▶ [Document excerpt]:
Things we tried to fix this:

1. Analyze table

2. Restart our application

3. Recreate the function

4. Kill the slow running queries with pg_cancel_backend()

These things did not help.

Instead what helped in the end was to replace the function with an extra useless where clause (in the hope that it would force it to create a new plan)

So, the function only have a single SELECT inside:

RETURN QUERY
SELECT * FROM table
WHERE bigint_column = X

LIMIT 100 OFFSET 0;

And this is my modification that made it work again:

RETURN QUERY

SELECT * FROM table
WHERE bigint_column = X AND 1=1
LIMIT 100 OFFSET 0;

Obviously we are now worried why this happened and how we can avoid it in the future? We run Postgres 9.3 on CentOS 6.

Thanks!

Victor

Re: Query plan not updated after dropped index

From

Oleg Bartunov

Date:

18 February 2016, 09:21:29

On Thu, Feb 18, 2016 at 11:17 AM, Victor Blomqvist <vb@viblo.se> wrote:

Hello!

▶ [Jobs]:
1/ Answer these questions about the query plan thread, giving each answer on its own line:
(a) Which Postgres version and operating system does the poster run?
(b) Which function was used to kill the slow running queries?
(c) What extra condition was added to the where clause in the modification that made it work again?
2/ Reproduce the query plan thread word for word, from "Things we tried" up to and including "a new plan)".

▶ [Records provided]:
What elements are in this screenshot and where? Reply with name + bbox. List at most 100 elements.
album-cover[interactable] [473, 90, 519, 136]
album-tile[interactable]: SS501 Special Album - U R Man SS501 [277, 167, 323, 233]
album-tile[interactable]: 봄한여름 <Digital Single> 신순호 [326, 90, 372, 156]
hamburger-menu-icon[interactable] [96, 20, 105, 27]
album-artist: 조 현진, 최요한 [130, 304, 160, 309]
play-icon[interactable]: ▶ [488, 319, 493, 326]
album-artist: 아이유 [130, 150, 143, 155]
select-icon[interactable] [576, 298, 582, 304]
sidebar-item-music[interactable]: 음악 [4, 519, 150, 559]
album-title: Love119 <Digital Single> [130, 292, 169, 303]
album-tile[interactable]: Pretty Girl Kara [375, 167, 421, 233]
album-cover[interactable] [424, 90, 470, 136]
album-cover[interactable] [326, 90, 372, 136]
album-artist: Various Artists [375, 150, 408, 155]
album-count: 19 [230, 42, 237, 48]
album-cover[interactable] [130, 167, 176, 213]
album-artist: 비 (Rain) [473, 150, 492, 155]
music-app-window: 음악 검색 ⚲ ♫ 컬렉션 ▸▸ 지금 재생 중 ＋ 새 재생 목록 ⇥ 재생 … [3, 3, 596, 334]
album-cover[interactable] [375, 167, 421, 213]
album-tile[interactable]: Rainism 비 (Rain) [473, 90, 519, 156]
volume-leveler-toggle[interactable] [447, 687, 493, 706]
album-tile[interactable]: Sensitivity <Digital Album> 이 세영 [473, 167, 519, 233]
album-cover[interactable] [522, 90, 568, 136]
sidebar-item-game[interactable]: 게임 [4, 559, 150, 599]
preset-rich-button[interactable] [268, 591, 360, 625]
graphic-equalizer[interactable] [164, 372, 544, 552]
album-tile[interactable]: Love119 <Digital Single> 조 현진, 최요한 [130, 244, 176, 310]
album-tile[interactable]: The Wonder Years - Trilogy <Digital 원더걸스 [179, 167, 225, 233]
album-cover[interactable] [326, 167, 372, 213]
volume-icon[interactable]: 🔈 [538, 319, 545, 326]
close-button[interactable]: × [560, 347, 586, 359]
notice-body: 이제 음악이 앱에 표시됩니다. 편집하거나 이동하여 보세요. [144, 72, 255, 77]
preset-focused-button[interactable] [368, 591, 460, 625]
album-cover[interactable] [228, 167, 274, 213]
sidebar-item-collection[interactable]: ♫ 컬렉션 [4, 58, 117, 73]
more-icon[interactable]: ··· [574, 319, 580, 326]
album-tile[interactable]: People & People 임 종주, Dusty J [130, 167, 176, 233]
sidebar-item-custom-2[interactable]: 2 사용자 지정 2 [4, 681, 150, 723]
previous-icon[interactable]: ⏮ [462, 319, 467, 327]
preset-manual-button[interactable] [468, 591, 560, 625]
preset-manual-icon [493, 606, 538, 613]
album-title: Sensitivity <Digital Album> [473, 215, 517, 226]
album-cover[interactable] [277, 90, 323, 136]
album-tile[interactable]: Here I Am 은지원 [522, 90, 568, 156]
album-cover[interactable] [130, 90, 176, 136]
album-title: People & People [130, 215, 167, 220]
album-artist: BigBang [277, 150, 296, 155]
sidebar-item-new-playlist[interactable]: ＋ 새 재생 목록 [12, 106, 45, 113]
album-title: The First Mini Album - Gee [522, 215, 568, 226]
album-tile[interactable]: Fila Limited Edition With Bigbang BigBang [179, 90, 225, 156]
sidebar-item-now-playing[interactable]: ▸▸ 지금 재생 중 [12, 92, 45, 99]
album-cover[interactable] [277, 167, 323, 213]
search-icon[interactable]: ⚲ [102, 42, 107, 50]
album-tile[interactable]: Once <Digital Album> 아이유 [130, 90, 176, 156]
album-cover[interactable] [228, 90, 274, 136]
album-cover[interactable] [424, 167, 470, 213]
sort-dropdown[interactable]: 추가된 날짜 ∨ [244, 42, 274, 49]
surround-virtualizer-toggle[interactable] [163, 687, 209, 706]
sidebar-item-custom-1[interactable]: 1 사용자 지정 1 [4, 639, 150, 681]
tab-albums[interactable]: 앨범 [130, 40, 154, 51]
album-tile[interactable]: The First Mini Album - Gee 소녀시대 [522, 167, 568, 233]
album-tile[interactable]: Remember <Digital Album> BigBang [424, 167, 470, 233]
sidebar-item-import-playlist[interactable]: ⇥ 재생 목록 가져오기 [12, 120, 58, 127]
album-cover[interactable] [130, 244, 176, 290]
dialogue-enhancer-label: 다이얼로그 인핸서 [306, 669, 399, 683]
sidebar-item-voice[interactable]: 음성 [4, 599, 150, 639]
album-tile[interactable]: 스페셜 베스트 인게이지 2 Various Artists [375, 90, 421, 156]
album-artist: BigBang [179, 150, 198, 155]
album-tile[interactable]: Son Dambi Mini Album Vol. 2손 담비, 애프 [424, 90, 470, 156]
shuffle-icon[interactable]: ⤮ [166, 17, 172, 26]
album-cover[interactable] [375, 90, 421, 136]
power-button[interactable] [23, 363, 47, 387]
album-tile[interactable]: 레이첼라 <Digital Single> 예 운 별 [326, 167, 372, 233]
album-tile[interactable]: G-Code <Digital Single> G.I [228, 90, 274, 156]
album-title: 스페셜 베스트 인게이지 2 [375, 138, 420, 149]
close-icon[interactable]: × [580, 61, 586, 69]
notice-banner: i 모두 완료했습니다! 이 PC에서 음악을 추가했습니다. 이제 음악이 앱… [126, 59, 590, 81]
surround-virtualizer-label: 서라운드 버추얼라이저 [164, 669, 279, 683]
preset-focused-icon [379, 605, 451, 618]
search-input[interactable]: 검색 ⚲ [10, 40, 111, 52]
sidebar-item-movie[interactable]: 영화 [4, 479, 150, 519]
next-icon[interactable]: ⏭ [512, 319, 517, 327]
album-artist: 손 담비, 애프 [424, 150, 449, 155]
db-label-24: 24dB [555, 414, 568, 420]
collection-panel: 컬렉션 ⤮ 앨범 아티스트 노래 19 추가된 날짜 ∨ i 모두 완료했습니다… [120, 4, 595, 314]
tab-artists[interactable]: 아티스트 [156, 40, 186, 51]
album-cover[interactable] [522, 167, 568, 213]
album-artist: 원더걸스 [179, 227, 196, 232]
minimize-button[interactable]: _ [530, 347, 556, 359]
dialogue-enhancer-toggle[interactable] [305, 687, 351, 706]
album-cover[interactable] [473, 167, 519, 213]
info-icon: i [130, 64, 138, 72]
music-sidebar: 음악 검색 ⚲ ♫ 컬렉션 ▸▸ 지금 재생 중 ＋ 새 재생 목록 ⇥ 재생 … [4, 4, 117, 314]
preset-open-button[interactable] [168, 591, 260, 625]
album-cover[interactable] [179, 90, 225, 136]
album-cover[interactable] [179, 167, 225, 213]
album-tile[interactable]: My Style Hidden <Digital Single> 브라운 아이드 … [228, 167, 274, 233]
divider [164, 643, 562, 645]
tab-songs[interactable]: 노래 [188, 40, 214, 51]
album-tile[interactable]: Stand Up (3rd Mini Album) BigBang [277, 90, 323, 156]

▶ [Outputs for the tasks]:
1/
(a) Postgres 9.3 on CentOS 6
(b) pg_cancel_backend()
(c) 1=1

2/
Things we tried to fix this:

1. Analyze table

2. Restart our application

3. Recreate the function

4. Kill the slow running queries with pg_cancel_backend()

These things did not help.

Instead what helped in the end was to replace the function with an extra useless where clause (in the hope that it would force it to create a new plan)